— begin SOURCE MATERIAL —

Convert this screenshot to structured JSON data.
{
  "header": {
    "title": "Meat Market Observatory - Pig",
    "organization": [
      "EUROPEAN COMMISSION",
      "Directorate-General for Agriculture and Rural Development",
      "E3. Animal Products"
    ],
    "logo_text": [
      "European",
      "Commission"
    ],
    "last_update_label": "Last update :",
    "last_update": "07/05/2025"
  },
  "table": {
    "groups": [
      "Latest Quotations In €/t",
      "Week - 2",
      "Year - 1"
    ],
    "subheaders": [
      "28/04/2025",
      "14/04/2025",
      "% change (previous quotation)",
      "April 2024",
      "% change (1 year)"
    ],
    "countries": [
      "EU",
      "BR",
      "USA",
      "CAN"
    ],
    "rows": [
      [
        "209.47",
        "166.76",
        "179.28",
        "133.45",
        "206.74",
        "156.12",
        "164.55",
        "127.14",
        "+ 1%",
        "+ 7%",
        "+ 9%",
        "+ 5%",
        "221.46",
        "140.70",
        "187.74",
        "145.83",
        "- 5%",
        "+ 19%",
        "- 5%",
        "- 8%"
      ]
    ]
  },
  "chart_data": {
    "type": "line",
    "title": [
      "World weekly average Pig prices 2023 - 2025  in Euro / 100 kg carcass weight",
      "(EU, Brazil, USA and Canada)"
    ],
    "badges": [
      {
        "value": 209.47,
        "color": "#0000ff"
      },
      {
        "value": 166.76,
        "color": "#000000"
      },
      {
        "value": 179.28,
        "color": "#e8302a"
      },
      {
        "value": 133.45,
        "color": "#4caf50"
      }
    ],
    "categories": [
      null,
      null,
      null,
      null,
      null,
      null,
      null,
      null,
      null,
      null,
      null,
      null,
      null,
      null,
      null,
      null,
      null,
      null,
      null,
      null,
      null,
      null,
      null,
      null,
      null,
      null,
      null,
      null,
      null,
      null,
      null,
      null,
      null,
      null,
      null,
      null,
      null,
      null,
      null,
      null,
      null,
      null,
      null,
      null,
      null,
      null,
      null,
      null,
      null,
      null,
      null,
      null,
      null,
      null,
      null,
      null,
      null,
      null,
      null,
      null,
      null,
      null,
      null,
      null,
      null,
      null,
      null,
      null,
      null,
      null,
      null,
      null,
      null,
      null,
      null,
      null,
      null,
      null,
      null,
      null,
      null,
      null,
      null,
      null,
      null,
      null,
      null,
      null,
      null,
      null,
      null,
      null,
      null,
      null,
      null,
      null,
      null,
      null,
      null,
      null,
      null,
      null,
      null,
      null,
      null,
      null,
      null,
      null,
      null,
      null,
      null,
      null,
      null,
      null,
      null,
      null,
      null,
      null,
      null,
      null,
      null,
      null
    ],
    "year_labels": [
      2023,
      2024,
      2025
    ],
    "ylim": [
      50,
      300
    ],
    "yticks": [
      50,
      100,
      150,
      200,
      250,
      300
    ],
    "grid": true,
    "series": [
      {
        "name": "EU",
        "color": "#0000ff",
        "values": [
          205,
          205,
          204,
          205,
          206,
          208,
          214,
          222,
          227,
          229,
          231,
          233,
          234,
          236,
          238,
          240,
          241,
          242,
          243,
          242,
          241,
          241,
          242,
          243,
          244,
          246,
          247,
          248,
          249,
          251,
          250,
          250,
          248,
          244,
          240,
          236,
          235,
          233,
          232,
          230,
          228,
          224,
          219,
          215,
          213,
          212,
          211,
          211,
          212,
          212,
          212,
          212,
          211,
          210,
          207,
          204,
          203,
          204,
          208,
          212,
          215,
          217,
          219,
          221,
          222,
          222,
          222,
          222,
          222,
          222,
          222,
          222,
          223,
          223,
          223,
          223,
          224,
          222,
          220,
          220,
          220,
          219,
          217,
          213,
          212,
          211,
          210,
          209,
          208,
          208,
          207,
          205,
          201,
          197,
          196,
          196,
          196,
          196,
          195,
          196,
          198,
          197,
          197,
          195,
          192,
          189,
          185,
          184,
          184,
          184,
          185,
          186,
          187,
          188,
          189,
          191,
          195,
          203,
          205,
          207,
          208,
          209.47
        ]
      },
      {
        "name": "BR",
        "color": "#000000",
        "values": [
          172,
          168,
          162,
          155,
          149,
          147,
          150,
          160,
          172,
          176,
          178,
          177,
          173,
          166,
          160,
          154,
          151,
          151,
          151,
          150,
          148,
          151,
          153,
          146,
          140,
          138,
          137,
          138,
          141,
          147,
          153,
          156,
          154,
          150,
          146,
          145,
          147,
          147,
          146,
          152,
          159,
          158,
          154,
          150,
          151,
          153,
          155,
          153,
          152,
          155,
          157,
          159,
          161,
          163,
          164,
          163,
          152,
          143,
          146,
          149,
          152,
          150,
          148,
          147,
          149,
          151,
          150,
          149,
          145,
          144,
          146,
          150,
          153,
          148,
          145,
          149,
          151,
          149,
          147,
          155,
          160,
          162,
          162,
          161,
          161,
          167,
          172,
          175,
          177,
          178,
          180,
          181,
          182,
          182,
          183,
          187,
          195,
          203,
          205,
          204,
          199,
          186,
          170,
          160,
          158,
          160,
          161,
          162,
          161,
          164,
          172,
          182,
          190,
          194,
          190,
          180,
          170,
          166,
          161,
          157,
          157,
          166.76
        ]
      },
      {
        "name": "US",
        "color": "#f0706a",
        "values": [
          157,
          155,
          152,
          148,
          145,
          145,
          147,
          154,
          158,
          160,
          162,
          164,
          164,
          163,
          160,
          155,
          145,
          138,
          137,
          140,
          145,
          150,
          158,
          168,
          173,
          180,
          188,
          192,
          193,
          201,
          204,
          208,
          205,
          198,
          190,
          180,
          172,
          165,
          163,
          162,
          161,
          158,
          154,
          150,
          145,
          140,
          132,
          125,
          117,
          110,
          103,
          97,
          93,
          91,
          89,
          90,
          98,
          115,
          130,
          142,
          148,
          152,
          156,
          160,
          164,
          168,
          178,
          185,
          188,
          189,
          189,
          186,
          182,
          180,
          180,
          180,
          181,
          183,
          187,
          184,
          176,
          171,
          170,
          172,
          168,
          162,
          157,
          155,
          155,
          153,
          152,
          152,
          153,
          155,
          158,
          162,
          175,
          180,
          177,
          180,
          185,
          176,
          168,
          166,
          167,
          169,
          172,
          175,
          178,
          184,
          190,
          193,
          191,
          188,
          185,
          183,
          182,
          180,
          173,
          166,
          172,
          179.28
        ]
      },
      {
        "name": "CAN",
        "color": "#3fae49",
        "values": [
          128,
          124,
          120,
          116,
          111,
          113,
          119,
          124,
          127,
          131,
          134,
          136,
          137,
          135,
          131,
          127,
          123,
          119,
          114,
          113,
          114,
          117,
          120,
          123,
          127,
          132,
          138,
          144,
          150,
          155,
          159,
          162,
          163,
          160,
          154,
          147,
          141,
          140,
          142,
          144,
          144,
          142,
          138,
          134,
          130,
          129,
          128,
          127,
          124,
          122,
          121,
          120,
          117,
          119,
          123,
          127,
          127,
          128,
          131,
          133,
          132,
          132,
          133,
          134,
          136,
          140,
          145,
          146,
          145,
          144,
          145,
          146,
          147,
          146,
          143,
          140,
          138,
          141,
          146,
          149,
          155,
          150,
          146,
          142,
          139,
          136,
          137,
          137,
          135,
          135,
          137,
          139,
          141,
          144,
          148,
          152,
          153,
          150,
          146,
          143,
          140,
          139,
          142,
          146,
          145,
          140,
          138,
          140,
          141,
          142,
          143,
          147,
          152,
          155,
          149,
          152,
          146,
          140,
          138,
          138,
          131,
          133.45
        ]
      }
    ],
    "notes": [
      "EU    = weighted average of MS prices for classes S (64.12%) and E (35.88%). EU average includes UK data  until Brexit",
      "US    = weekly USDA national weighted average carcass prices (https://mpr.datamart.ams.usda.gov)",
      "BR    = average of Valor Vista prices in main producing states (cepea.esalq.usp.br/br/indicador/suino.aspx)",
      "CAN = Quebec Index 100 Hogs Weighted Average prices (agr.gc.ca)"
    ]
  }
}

— end SOURCE MATERIAL —

## SET PROBLEM
Pull out each line holding the string "weekly".

## EXERCISE OUTPUT
      "World weekly average Pig prices 2023 - 2025  in Euro / 100 kg carcass weight",
      "US    = weekly USDA national weighted average carcass prices (https://mpr.datamart.ams.usda.gov)",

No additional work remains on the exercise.